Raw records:
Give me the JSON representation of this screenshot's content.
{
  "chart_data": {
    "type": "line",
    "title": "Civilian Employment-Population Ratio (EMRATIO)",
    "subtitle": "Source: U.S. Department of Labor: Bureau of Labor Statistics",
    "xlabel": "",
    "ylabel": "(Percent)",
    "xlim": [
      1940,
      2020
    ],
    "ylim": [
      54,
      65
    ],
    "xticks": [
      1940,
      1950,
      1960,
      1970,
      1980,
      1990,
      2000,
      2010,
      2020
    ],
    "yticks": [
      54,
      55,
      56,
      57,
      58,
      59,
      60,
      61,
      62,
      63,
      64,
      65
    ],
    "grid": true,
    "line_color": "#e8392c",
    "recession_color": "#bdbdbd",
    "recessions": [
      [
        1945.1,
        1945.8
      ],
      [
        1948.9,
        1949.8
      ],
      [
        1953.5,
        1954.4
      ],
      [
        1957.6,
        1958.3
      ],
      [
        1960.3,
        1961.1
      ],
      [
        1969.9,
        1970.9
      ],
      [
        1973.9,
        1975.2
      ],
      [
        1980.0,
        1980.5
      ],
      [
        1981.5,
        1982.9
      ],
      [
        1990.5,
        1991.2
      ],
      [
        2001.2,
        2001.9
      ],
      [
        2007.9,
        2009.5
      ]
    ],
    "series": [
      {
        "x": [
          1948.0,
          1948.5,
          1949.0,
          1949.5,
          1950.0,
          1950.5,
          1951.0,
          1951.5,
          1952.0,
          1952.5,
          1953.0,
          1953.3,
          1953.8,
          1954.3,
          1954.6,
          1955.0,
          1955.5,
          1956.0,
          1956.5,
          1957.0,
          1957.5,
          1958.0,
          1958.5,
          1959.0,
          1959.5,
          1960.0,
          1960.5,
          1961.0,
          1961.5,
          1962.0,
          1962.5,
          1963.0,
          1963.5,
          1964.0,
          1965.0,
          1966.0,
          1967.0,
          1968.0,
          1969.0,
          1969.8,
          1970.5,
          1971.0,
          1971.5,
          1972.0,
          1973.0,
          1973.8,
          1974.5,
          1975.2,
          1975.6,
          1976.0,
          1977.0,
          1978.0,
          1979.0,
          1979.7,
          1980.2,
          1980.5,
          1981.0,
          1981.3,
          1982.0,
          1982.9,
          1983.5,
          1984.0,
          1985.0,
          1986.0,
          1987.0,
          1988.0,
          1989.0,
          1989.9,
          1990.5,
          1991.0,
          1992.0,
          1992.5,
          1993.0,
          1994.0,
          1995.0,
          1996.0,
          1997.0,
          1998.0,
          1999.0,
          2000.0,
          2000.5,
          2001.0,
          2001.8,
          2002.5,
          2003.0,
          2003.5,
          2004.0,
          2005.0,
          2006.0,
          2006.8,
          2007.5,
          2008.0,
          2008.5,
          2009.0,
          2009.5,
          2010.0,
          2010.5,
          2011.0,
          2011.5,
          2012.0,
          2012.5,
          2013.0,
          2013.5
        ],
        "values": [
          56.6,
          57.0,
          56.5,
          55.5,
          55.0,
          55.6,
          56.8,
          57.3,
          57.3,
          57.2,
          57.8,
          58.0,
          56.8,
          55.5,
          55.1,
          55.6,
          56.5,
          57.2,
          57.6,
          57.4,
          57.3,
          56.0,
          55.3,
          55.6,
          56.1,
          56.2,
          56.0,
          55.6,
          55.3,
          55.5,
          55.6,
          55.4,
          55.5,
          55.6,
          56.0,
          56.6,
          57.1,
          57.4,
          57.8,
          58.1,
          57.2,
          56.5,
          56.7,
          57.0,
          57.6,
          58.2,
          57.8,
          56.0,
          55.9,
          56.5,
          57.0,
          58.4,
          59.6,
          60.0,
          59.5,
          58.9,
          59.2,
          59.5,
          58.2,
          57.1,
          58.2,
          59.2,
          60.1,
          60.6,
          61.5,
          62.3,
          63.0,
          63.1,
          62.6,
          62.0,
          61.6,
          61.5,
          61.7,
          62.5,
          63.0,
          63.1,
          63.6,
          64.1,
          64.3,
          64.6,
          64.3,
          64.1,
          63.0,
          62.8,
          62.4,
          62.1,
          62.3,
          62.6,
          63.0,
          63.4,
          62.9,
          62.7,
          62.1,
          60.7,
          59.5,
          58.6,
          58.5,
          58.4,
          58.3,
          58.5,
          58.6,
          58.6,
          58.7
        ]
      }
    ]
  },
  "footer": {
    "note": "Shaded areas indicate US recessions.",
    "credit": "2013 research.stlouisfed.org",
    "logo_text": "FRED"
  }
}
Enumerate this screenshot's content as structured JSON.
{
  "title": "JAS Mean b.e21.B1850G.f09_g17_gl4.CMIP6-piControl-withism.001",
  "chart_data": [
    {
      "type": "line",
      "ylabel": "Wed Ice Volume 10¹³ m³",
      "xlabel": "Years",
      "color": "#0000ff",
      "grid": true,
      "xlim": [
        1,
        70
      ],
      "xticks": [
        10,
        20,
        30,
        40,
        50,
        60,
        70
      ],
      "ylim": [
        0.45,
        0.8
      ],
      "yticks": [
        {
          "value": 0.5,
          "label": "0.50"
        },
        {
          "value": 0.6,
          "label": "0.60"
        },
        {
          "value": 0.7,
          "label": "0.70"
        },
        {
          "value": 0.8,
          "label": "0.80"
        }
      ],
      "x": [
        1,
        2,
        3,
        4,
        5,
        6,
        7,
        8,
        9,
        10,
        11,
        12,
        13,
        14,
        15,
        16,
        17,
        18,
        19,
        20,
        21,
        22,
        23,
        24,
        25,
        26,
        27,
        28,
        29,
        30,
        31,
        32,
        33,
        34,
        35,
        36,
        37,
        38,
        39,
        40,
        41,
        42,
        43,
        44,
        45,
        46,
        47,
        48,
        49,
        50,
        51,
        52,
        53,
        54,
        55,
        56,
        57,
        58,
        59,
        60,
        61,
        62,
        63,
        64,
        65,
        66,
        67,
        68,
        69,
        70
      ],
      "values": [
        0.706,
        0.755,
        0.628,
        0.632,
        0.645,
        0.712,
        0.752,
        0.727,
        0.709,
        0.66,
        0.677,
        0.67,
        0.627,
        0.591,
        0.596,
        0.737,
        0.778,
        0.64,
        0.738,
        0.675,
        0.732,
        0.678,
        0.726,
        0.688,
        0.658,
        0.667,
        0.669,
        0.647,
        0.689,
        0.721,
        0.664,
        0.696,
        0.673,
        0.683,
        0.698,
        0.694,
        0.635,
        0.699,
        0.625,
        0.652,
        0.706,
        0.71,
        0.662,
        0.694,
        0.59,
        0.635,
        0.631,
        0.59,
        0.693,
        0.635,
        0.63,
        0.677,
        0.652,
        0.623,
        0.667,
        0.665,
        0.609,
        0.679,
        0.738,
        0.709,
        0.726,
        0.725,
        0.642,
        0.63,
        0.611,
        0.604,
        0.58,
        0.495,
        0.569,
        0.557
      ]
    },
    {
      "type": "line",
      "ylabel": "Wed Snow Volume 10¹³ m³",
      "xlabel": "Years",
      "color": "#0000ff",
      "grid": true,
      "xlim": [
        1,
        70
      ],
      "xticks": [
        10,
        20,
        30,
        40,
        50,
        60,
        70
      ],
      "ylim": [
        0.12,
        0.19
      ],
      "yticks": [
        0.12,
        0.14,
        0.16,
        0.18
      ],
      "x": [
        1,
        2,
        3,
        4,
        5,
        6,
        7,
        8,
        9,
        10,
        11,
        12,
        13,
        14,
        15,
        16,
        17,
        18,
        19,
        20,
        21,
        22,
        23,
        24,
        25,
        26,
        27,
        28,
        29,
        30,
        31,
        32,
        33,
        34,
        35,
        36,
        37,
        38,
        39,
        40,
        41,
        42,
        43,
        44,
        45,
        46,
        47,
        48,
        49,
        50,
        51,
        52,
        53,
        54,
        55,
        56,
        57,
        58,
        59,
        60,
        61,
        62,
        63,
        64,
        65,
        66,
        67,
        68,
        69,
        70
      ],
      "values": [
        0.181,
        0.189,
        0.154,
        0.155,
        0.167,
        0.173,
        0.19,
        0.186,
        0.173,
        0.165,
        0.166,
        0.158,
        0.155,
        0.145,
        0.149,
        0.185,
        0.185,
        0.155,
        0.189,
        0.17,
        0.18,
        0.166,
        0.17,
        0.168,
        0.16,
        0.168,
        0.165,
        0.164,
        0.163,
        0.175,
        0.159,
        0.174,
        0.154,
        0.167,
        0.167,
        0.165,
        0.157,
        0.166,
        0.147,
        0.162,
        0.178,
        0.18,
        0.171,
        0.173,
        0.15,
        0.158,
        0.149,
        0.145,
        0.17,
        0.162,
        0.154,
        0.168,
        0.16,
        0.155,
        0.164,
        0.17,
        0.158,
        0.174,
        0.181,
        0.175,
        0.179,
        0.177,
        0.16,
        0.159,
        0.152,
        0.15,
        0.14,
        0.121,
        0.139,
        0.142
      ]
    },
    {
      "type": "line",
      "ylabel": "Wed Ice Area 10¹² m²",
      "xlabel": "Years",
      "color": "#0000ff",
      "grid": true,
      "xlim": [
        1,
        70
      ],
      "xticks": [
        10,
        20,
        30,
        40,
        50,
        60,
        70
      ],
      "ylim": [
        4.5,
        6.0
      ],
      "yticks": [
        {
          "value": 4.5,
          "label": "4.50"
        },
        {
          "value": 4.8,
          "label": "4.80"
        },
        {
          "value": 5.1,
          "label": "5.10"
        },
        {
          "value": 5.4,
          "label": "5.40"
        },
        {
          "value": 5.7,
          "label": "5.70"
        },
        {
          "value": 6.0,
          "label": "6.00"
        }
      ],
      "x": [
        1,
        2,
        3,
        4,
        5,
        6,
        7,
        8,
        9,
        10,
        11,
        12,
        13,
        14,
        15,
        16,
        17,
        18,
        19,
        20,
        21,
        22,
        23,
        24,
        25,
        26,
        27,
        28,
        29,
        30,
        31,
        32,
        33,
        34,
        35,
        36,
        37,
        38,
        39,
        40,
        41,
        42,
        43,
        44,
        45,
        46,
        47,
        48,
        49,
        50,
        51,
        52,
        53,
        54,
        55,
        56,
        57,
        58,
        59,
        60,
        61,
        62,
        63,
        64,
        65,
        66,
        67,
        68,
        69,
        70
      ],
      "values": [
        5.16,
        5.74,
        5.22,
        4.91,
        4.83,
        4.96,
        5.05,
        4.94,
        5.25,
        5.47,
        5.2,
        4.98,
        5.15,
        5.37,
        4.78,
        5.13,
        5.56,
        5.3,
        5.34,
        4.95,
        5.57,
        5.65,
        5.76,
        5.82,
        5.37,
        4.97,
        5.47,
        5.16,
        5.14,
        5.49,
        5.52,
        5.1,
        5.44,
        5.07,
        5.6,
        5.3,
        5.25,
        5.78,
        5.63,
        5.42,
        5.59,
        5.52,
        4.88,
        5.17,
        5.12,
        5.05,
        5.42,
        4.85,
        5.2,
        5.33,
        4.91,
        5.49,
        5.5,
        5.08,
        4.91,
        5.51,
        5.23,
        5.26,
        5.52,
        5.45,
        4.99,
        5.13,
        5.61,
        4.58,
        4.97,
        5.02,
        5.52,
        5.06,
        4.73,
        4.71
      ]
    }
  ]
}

GIVEN INSTRUCTION: Search the entries for the word "content", then list each line that holds it.

THE ANSWER:
Give me the JSON representation of this screenshot's content.
Enumerate this screenshot's content as structured JSON.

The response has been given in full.